** begin **

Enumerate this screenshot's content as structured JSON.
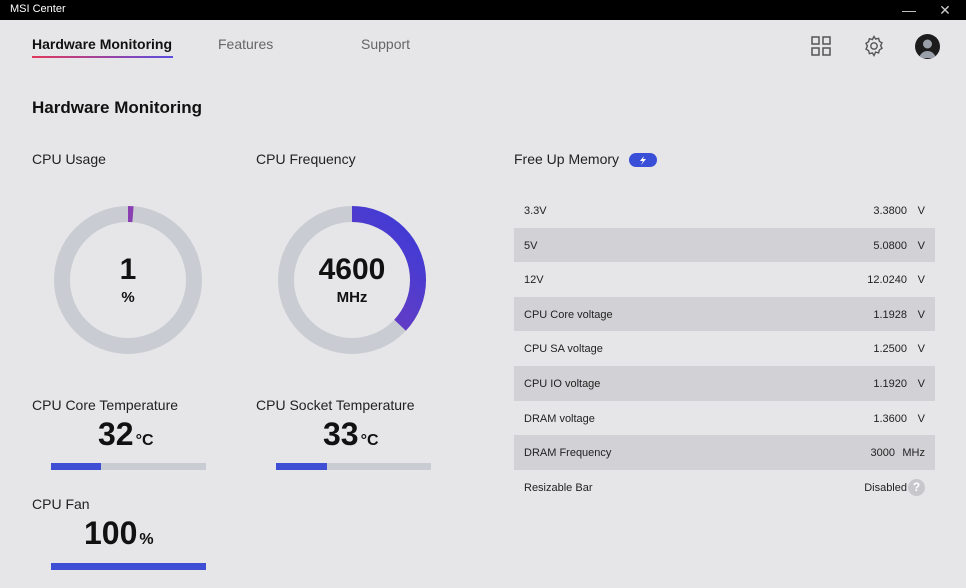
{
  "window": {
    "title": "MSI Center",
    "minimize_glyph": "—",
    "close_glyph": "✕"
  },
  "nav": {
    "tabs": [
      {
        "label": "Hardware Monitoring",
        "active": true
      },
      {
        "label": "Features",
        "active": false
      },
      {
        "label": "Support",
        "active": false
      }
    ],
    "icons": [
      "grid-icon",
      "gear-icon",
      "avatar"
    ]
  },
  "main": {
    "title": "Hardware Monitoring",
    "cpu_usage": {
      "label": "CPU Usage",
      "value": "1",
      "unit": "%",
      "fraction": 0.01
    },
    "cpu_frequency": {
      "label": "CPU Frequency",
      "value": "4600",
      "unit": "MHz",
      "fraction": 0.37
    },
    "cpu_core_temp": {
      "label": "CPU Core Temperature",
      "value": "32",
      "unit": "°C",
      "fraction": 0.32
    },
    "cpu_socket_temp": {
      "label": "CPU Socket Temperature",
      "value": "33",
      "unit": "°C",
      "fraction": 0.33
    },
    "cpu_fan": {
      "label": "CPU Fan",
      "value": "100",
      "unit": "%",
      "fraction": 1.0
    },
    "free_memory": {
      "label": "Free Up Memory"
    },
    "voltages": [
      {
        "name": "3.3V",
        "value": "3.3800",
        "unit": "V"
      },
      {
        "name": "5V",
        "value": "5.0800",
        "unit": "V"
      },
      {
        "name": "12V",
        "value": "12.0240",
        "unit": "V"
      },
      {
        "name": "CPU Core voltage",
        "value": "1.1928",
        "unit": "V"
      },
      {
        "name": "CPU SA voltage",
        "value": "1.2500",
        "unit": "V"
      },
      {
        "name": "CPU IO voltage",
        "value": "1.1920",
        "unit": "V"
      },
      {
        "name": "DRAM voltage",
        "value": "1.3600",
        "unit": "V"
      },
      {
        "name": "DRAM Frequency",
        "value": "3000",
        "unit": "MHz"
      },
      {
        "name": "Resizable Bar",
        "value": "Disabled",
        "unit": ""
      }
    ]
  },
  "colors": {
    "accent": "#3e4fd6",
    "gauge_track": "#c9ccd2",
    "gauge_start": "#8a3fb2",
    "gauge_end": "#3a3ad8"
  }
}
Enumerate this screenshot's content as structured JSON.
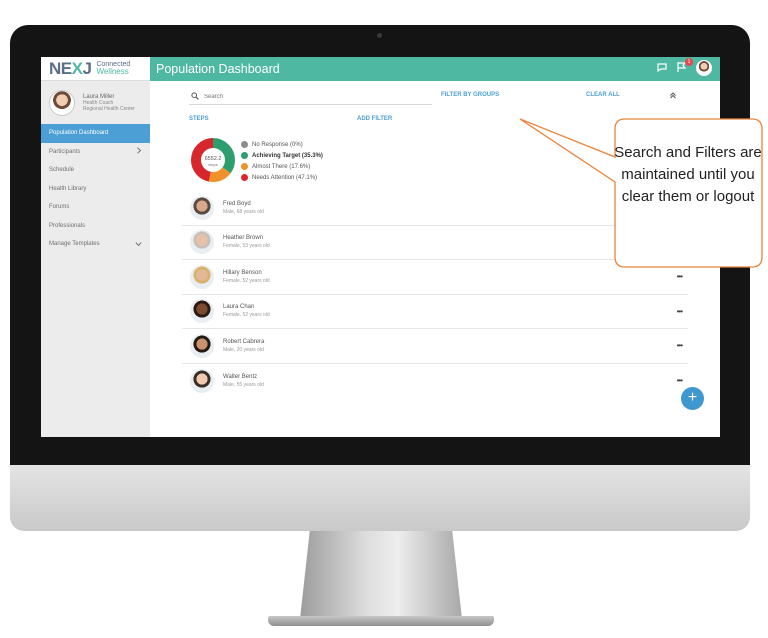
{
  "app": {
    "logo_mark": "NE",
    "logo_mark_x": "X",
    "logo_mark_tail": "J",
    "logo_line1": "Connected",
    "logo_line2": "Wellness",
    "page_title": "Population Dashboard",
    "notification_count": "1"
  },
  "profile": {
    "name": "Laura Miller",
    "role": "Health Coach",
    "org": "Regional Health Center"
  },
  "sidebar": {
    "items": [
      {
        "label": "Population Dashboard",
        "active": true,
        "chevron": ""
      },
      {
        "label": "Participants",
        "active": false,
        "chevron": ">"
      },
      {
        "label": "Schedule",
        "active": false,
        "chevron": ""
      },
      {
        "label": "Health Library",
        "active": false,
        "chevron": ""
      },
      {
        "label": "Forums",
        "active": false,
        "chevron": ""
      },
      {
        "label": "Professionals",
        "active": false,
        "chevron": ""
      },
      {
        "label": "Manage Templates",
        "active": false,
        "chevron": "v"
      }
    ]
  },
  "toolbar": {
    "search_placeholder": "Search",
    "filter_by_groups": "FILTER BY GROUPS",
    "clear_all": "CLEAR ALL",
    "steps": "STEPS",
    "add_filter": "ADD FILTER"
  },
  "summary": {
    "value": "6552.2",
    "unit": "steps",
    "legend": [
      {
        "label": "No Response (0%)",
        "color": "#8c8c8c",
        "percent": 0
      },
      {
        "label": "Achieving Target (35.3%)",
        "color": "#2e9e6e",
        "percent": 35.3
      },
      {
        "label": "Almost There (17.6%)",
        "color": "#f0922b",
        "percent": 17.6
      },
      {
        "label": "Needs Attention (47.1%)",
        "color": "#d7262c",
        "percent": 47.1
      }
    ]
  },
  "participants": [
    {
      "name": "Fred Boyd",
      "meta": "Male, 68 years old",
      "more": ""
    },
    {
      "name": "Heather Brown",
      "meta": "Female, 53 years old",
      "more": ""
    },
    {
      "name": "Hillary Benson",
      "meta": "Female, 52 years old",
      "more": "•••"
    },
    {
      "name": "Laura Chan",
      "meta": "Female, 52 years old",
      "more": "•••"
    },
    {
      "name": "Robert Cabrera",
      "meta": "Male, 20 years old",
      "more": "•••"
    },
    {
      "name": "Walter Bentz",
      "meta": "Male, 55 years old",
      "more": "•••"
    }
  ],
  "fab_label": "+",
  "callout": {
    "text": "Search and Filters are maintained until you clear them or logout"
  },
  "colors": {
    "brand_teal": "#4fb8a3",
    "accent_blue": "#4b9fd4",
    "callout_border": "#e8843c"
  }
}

** end **

Set exercise
In the records above, find each line that holds the word "fraction"; copy all such lines.

Task output
      "fraction": 0.01
      "fraction": 0.37
      "fraction": 0.32
      "fraction": 0.33
      "fraction": 1.0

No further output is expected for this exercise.